> [WHAT YOU SHOULD DO]: An exact copy of all the data is required, with pictures left out.

> [SUPPLIED ENTRIES]:
============
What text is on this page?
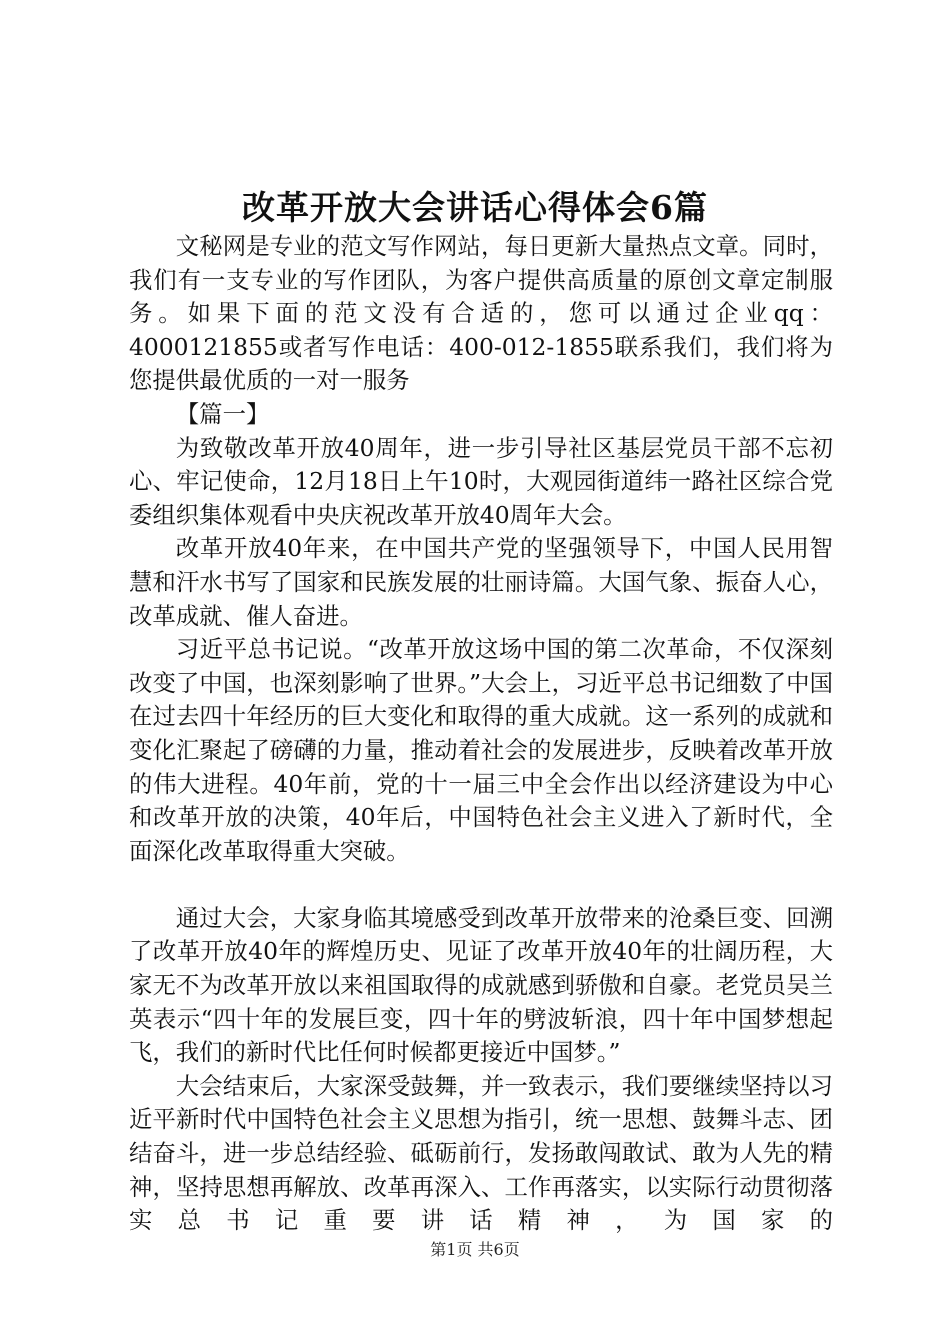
改革开放大会讲话心得体会6篇

文秘网是专业的范文写作网站，每日更新大量热点文章。同时，我们有一支专业的写作团队，为客户提供高质量的原创文章定制服务。如果下面的范文没有合适的，您可以通过企业qq：4000121855或者写作电话：400-012-1855联系我们，我们将为您提供最优质的一对一服务

【篇一】

为致敬改革开放40周年，进一步引导社区基层党员干部不忘初心、牢记使命，12月18日上午10时，大观园街道纬一路社区综合党委组织集体观看中央庆祝改革开放40周年大会。

改革开放40年来，在中国共产党的坚强领导下，中国人民用智慧和汗水书写了国家和民族发展的壮丽诗篇。大国气象、振奋人心，改革成就、催人奋进。

习近平总书记说。“改革开放这场中国的第二次革命，不仅深刻改变了中国，也深刻影响了世界。”大会上，习近平总书记细数了中国在过去四十年经历的巨大变化和取得的重大成就。这一系列的成就和变化汇聚起了磅礴的力量，推动着社会的发展进步，反映着改革开放的伟大进程。40年前，党的十一届三中全会作出以经济建设为中心和改革开放的决策，40年后，中国特色社会主义进入了新时代，全面深化改革取得重大突破。

通过大会，大家身临其境感受到改革开放带来的沧桑巨变、回溯了改革开放40年的辉煌历史、见证了改革开放40年的壮阔历程，大家无不为改革开放以来祖国取得的成就感到骄傲和自豪。老党员吴兰英表示“四十年的发展巨变，四十年的劈波斩浪，四十年中国梦想起飞，我们的新时代比任何时候都更接近中国梦。”

大会结束后，大家深受鼓舞，并一致表示，我们要继续坚持以习近平新时代中国特色社会主义思想为指引，统一思想、鼓舞斗志、团结奋斗，进一步总结经验、砥砺前行，发扬敢闯敢试、敢为人先的精神，坚持思想再解放、改革再深入、工作再落实，以实际行动贯彻落实总书记重要讲话精神，为国家的

第1页 共6页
============
> [COMPLETE ANSWER]:
What text is on this page?
改革开放大会讲话心得体会6篇

文秘网是专业的范文写作网站，每日更新大量热点文章。同时，我们有一支专业的写作团队，为客户提供高质量的原创文章定制服务。如果下面的范文没有合适的，您可以通过企业qq：4000121855或者写作电话：400-012-1855联系我们，我们将为您提供最优质的一对一服务

【篇一】

为致敬改革开放40周年，进一步引导社区基层党员干部不忘初心、牢记使命，12月18日上午10时，大观园街道纬一路社区综合党委组织集体观看中央庆祝改革开放40周年大会。

改革开放40年来，在中国共产党的坚强领导下，中国人民用智慧和汗水书写了国家和民族发展的壮丽诗篇。大国气象、振奋人心，改革成就、催人奋进。

习近平总书记说。“改革开放这场中国的第二次革命，不仅深刻改变了中国，也深刻影响了世界。”大会上，习近平总书记细数了中国在过去四十年经历的巨大变化和取得的重大成就。这一系列的成就和变化汇聚起了磅礴的力量，推动着社会的发展进步，反映着改革开放的伟大进程。40年前，党的十一届三中全会作出以经济建设为中心和改革开放的决策，40年后，中国特色社会主义进入了新时代，全面深化改革取得重大突破。

通过大会，大家身临其境感受到改革开放带来的沧桑巨变、回溯了改革开放40年的辉煌历史、见证了改革开放40年的壮阔历程，大家无不为改革开放以来祖国取得的成就感到骄傲和自豪。老党员吴兰英表示“四十年的发展巨变，四十年的劈波斩浪，四十年中国梦想起飞，我们的新时代比任何时候都更接近中国梦。”

大会结束后，大家深受鼓舞，并一致表示，我们要继续坚持以习近平新时代中国特色社会主义思想为指引，统一思想、鼓舞斗志、团结奋斗，进一步总结经验、砥砺前行，发扬敢闯敢试、敢为人先的精神，坚持思想再解放、改革再深入、工作再落实，以实际行动贯彻落实总书记重要讲话精神，为国家的

第1页 共6页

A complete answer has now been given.